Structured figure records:
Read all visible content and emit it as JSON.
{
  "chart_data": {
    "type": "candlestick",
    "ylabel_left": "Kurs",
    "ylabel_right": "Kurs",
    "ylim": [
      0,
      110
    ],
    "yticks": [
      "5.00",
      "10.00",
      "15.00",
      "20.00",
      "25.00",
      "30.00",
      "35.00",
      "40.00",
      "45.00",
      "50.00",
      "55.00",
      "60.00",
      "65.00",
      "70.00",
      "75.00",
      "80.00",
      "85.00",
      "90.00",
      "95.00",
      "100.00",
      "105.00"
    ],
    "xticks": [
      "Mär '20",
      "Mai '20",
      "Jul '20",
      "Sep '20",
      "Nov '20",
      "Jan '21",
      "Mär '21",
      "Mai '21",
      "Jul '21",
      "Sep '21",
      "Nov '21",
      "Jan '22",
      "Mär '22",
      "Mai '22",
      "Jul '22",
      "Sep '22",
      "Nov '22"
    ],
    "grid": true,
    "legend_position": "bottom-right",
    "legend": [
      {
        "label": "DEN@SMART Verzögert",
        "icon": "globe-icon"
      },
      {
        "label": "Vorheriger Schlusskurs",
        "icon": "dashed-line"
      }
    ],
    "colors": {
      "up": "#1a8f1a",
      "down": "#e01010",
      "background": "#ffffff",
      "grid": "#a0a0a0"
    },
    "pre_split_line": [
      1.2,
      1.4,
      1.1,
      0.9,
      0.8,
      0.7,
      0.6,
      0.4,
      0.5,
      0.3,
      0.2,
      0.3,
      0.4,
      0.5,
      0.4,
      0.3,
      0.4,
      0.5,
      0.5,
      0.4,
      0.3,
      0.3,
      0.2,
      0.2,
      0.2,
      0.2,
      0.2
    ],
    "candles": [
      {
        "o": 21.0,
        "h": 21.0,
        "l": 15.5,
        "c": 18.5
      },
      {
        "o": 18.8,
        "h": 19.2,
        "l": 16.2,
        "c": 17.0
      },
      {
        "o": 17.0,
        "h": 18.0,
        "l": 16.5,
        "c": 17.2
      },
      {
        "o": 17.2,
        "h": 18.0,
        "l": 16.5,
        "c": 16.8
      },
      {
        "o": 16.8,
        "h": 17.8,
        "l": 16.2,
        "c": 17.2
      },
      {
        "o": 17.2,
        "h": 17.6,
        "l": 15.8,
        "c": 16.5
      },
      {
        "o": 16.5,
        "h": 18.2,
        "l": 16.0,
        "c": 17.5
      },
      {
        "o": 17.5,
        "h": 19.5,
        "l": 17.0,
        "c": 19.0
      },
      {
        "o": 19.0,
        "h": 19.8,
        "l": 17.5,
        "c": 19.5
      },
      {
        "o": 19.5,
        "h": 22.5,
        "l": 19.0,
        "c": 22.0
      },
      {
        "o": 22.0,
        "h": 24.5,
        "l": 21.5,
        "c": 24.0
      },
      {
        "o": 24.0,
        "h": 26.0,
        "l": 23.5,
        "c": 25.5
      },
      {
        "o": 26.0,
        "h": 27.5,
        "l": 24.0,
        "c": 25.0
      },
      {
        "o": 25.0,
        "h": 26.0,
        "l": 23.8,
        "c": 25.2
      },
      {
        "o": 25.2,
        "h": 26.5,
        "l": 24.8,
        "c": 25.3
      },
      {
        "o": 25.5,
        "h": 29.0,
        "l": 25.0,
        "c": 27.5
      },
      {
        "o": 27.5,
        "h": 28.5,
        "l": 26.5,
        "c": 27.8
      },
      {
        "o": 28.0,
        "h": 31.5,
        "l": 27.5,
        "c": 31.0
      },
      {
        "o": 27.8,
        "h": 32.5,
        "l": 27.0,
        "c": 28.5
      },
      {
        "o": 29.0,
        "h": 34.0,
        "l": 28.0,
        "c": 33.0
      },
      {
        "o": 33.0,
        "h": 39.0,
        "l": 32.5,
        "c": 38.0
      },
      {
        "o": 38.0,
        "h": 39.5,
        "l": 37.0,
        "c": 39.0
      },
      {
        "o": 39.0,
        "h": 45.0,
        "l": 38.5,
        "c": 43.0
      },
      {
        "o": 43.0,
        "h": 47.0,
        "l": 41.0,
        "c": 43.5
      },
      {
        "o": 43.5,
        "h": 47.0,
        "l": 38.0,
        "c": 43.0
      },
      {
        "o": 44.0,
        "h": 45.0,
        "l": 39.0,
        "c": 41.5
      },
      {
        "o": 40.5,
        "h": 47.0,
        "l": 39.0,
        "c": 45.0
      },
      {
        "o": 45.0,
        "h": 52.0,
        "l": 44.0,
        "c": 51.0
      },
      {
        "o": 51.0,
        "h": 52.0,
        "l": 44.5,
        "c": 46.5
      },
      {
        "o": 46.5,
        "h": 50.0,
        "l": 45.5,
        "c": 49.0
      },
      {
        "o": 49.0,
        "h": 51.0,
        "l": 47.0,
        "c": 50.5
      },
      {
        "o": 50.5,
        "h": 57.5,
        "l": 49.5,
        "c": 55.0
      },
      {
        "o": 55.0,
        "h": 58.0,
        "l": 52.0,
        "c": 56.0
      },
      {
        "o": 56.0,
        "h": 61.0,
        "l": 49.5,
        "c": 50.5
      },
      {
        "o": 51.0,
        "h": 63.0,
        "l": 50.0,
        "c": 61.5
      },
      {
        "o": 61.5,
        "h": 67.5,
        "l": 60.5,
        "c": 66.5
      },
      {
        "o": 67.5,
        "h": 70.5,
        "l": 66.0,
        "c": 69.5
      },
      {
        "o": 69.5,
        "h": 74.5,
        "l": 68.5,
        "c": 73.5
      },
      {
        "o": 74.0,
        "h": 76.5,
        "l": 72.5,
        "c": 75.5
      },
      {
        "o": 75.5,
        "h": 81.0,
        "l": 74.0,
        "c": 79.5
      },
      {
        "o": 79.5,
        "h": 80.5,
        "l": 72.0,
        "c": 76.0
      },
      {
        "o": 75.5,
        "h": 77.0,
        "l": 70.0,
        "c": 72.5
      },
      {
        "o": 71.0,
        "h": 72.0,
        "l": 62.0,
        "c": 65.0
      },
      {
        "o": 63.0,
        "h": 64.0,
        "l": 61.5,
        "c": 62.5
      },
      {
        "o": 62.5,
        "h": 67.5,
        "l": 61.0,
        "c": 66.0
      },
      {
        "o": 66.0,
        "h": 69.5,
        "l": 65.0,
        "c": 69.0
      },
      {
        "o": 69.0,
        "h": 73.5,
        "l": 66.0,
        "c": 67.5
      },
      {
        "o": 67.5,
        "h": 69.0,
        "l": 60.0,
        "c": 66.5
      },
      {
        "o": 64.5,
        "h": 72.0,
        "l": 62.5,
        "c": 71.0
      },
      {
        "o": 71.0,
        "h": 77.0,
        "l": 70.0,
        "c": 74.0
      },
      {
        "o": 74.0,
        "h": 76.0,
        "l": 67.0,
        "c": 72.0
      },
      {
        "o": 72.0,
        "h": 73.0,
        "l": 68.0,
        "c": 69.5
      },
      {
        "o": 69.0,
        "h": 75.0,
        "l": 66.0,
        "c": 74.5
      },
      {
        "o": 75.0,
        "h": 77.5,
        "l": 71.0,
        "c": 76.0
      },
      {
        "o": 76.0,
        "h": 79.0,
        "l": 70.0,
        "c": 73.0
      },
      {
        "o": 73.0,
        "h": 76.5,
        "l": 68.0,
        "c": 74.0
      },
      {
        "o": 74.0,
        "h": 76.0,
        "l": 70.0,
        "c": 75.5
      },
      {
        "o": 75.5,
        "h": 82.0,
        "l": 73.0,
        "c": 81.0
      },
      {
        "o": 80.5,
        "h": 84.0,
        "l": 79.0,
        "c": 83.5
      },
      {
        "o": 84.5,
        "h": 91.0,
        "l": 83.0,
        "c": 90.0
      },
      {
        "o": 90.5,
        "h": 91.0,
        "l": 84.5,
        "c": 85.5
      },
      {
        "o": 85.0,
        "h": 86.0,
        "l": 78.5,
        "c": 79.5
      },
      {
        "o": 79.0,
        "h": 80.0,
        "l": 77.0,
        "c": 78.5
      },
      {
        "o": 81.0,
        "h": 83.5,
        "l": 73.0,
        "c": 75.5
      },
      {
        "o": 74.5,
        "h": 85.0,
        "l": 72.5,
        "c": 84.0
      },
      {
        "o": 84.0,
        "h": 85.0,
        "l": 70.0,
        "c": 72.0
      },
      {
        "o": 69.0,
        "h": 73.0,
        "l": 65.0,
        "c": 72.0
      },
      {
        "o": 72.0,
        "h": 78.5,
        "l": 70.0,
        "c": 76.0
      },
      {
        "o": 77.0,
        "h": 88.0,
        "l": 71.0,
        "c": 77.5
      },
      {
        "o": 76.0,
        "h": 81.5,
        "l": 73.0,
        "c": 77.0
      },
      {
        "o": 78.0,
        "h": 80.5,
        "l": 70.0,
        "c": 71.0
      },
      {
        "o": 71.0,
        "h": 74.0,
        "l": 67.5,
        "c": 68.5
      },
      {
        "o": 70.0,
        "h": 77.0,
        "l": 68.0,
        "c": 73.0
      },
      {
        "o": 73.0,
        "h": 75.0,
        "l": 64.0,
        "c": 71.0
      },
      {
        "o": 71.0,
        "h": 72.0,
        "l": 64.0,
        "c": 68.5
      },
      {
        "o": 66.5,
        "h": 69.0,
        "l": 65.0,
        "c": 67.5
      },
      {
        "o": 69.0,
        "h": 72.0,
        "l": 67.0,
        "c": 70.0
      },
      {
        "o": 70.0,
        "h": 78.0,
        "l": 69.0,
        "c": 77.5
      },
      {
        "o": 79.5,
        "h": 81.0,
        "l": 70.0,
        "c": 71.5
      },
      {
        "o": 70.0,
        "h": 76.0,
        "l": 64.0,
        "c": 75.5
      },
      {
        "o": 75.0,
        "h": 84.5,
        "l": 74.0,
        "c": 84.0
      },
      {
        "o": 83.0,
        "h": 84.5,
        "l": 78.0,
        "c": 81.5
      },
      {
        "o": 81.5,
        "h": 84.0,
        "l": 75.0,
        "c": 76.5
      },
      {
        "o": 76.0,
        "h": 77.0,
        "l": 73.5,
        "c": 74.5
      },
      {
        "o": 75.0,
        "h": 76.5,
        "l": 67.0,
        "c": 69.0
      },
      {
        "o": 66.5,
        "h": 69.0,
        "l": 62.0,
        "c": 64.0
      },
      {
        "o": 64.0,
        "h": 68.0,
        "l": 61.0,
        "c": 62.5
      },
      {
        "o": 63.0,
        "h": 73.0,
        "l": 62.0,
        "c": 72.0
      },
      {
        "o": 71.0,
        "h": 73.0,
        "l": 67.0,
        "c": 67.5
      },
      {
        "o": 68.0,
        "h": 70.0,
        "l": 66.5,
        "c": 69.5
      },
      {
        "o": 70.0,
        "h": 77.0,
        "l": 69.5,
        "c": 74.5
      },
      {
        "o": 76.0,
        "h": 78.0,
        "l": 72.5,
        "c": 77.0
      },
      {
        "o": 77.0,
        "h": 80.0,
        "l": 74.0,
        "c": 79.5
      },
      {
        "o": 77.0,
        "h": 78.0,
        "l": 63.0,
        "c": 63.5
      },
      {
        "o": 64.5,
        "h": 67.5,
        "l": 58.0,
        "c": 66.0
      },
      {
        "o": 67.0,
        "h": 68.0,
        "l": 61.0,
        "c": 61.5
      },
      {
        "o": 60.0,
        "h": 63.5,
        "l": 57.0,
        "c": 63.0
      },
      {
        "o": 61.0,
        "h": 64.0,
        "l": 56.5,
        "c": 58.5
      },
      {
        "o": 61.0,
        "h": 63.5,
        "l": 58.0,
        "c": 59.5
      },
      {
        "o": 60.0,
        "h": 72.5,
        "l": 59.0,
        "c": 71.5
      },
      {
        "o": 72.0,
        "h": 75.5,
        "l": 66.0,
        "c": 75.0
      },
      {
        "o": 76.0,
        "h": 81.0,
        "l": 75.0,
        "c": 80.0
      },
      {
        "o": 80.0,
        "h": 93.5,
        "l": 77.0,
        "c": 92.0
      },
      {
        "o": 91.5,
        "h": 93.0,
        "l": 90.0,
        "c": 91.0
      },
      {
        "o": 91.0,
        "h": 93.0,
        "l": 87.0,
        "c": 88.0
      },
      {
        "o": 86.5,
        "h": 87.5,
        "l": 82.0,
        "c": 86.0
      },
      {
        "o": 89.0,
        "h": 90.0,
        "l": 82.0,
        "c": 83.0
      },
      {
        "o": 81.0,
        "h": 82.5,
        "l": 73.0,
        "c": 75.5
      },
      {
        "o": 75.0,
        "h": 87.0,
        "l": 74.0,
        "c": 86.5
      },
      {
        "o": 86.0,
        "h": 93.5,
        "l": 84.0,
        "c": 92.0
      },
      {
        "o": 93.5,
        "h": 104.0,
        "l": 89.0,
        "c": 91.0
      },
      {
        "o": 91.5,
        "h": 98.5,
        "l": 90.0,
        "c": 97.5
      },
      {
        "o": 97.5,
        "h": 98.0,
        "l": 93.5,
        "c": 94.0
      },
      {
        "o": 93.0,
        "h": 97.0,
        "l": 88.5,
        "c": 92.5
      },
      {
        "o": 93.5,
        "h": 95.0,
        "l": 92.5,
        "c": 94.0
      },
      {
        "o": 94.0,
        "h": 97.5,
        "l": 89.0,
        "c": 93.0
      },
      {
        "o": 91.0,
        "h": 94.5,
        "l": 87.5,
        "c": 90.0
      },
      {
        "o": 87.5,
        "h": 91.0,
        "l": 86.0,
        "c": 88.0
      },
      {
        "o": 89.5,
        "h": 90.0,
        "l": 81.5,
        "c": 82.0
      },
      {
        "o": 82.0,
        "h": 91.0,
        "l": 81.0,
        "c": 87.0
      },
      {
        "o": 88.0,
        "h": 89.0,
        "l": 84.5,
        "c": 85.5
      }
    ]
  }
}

--

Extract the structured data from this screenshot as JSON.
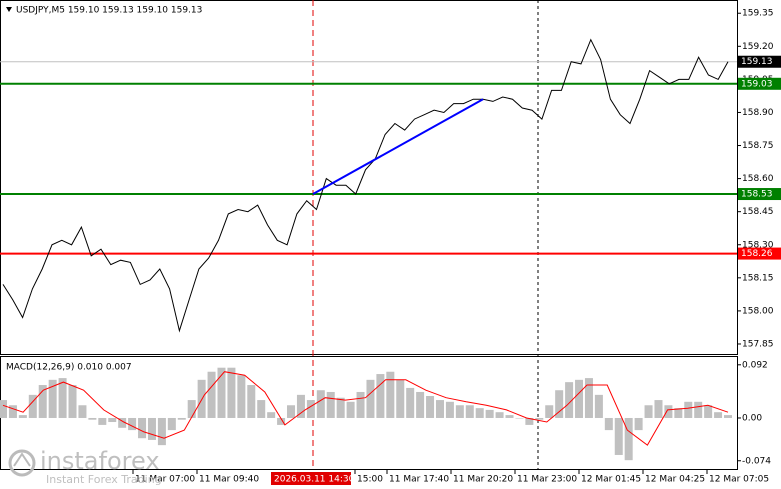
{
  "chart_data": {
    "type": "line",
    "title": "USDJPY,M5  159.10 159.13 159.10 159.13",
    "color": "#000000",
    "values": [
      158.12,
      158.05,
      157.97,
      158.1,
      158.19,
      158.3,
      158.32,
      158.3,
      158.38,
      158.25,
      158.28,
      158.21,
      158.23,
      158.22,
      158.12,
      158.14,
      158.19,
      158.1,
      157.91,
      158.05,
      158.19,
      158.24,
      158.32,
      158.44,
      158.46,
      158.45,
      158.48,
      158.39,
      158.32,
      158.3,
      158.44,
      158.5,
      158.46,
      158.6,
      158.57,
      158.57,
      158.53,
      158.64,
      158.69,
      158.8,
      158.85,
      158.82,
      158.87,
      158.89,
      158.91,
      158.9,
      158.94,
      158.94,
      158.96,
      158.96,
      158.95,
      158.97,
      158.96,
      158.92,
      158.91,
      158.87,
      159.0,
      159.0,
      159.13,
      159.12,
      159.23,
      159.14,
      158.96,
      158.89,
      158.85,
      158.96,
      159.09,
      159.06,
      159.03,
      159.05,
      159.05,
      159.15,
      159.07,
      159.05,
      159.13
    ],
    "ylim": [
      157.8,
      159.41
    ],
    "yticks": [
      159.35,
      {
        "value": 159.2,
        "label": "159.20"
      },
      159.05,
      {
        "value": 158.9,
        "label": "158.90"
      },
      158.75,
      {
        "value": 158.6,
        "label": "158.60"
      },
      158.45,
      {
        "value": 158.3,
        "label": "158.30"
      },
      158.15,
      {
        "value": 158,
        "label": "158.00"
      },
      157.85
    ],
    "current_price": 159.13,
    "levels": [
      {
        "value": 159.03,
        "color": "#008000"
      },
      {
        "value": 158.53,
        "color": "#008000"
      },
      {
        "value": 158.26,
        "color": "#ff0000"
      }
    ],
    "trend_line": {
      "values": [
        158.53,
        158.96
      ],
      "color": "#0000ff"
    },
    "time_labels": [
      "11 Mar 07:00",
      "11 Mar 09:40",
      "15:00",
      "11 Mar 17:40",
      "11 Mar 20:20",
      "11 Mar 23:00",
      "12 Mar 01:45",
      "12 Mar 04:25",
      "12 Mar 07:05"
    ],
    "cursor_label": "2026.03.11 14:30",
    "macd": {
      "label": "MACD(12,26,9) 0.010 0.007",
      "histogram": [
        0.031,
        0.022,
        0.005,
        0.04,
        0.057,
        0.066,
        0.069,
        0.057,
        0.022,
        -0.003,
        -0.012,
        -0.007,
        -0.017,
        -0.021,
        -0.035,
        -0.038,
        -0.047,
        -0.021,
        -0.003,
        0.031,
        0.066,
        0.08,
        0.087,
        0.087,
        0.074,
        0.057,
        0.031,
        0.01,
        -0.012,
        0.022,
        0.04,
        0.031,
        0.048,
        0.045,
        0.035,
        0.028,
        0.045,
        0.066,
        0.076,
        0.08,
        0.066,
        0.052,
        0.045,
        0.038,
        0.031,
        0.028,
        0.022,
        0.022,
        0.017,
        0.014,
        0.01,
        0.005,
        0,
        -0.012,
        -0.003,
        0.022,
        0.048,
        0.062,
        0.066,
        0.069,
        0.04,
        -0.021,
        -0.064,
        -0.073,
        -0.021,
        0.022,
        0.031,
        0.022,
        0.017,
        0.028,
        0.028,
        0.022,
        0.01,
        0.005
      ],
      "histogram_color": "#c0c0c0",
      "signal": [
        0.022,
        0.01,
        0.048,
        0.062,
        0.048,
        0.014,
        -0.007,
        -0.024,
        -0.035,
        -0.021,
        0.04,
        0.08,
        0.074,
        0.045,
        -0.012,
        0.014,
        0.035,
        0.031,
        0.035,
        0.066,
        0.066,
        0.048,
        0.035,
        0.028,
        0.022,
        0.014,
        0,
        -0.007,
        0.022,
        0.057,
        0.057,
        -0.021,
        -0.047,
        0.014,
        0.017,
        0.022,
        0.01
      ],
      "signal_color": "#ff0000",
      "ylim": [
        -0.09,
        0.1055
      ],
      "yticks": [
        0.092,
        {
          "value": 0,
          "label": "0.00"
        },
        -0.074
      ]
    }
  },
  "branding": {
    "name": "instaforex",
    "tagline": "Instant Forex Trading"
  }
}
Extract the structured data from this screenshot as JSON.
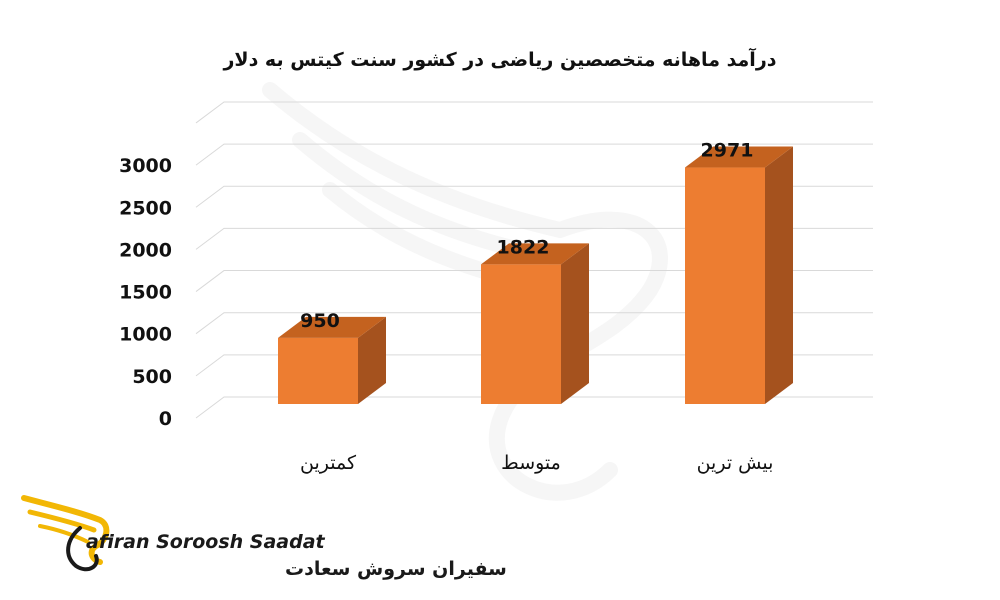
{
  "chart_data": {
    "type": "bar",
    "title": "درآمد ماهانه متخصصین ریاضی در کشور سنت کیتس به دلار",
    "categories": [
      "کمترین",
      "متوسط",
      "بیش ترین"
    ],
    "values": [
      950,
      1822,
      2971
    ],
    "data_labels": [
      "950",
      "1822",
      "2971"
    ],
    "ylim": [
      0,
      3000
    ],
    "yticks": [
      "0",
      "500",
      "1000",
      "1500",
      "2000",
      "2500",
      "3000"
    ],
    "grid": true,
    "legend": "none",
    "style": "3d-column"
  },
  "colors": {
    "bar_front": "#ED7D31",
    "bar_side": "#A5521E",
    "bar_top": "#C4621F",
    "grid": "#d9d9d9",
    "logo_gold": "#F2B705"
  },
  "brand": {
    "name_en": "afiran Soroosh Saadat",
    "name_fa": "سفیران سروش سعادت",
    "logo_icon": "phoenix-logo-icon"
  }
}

Given instruction: Find each line holding "grid". Copy it out.

Result of this task:
    "grid": true,
      "grid": "#a0a0a0"
    "grid": true,
    "grid": "#d9d9d9",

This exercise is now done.